Material shown ->
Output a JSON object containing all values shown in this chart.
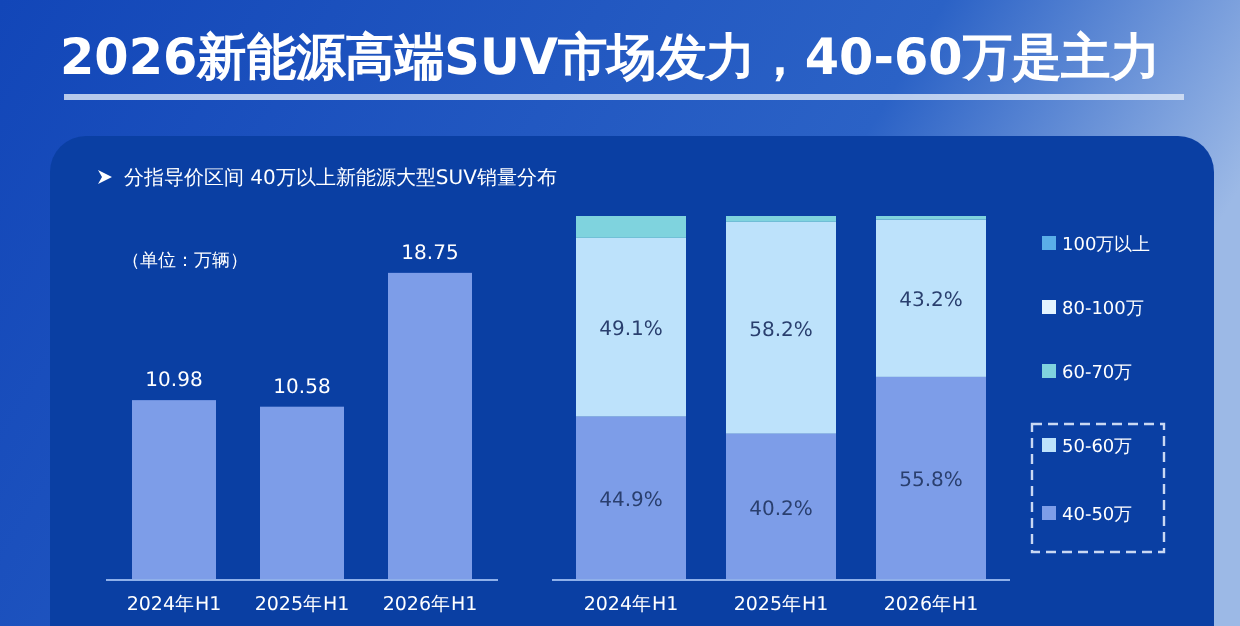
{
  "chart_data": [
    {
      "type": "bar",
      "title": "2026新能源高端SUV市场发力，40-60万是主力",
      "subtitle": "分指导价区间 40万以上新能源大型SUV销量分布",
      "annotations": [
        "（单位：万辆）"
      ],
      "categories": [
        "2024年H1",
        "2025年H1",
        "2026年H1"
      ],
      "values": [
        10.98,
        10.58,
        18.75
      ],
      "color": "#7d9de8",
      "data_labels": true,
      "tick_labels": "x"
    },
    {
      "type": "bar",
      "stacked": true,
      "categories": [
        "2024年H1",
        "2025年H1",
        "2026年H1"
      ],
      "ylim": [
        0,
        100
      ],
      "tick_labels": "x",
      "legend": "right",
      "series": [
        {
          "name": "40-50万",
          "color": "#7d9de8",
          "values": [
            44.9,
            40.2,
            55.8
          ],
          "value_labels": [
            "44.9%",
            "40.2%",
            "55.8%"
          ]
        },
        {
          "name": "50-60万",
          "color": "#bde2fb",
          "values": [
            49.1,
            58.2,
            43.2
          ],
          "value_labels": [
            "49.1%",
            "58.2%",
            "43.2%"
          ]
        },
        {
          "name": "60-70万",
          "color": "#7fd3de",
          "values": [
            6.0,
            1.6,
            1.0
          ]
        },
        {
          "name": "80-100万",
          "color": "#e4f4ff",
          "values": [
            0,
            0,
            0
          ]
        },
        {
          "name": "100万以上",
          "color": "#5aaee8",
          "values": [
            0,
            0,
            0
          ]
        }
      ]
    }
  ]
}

Written exercise -> Reproduce each record above by retyping it exactly; omit all images.

Exercise response ->
Output a JSON object containing all values shown in this chart.
{
  "chart_data": [
    {
      "type": "bar",
      "title": "2026新能源高端SUV市场发力，40-60万是主力",
      "subtitle": "分指导价区间 40万以上新能源大型SUV销量分布",
      "annotations": [
        "（单位：万辆）"
      ],
      "categories": [
        "2024年H1",
        "2025年H1",
        "2026年H1"
      ],
      "values": [
        10.98,
        10.58,
        18.75
      ],
      "color": "#7d9de8",
      "data_labels": true,
      "tick_labels": "x"
    },
    {
      "type": "bar",
      "stacked": true,
      "categories": [
        "2024年H1",
        "2025年H1",
        "2026年H1"
      ],
      "ylim": [
        0,
        100
      ],
      "tick_labels": "x",
      "legend": "right",
      "series": [
        {
          "name": "40-50万",
          "color": "#7d9de8",
          "values": [
            44.9,
            40.2,
            55.8
          ],
          "value_labels": [
            "44.9%",
            "40.2%",
            "55.8%"
          ]
        },
        {
          "name": "50-60万",
          "color": "#bde2fb",
          "values": [
            49.1,
            58.2,
            43.2
          ],
          "value_labels": [
            "49.1%",
            "58.2%",
            "43.2%"
          ]
        },
        {
          "name": "60-70万",
          "color": "#7fd3de",
          "values": [
            6.0,
            1.6,
            1.0
          ]
        },
        {
          "name": "80-100万",
          "color": "#e4f4ff",
          "values": [
            0,
            0,
            0
          ]
        },
        {
          "name": "100万以上",
          "color": "#5aaee8",
          "values": [
            0,
            0,
            0
          ]
        }
      ]
    }
  ]
}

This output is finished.